● **Data for analysis**:

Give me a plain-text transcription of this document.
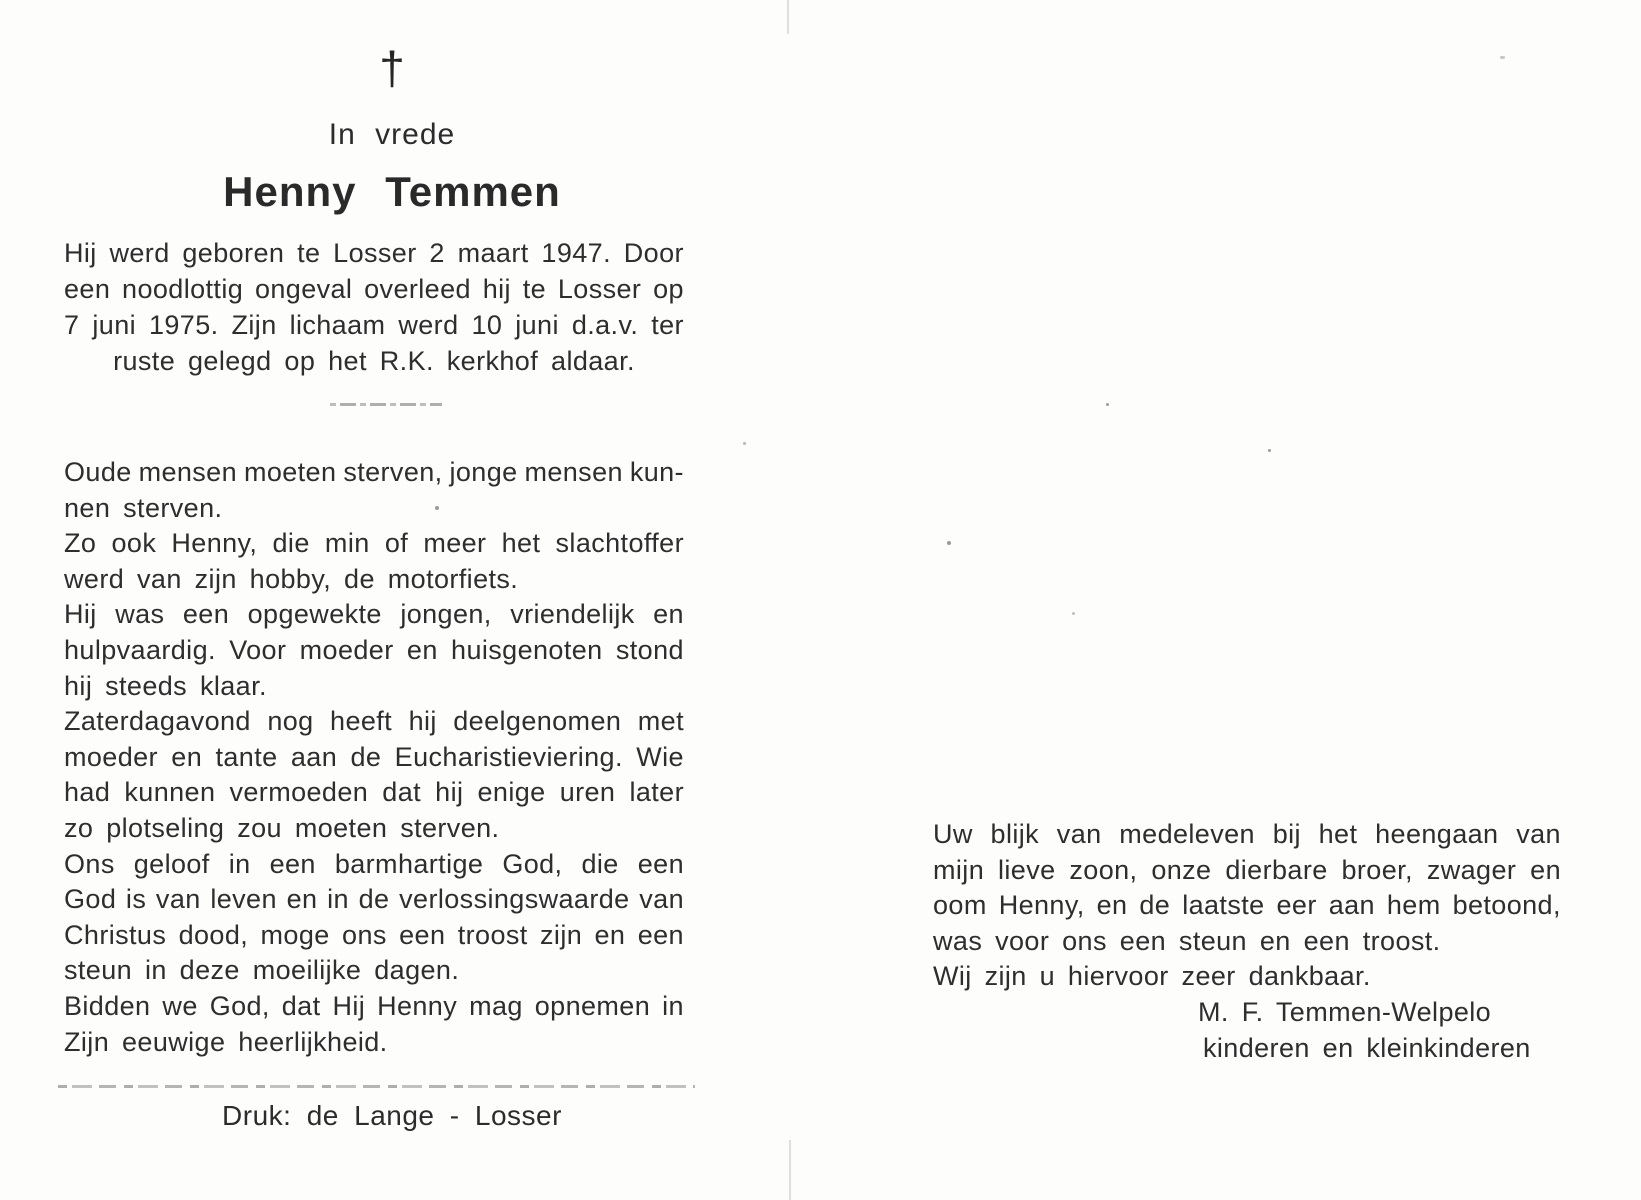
†
In vrede
Henny Temmen
Hij werd geboren te Losser 2 maart 1947. Door
een noodlottig ongeval overleed hij te Losser op
7 juni 1975. Zijn lichaam werd 10 juni d.a.v. ter
ruste gelegd op het R.K. kerkhof aldaar.
Oude mensen moeten sterven, jonge mensen kun-
nen sterven.
Zo ook Henny, die min of meer het slachtoffer
werd van zijn hobby, de motorfiets.
Hij was een opgewekte jongen, vriendelijk en
hulpvaardig. Voor moeder en huisgenoten stond
hij steeds klaar.
Zaterdagavond nog heeft hij deelgenomen met
moeder en tante aan de Eucharistieviering. Wie
had kunnen vermoeden dat hij enige uren later
zo plotseling zou moeten sterven.
Ons geloof in een barmhartige God, die een
God is van leven en in de verlossingswaarde van
Christus dood, moge ons een troost zijn en een
steun in deze moeilijke dagen.
Bidden we God, dat Hij Henny mag opnemen in
Zijn eeuwige heerlijkheid.
Druk: de Lange - Losser
Uw blijk van medeleven bij het heengaan van
mijn lieve zoon, onze dierbare broer, zwager en
oom Henny, en de laatste eer aan hem betoond,
was voor ons een steun en een troost.
Wij zijn u hiervoor zeer dankbaar.
M. F. Temmen-Welpelo
kinderen en kleinkinderen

● **Your objective**: Go through the records above and copy each line where "Henny" is found.

● **Task result**:
Henny Temmen
Zo ook Henny, die min of meer het slachtoffer
Bidden we God, dat Hij Henny mag opnemen in
oom Henny, en de laatste eer aan hem betoond,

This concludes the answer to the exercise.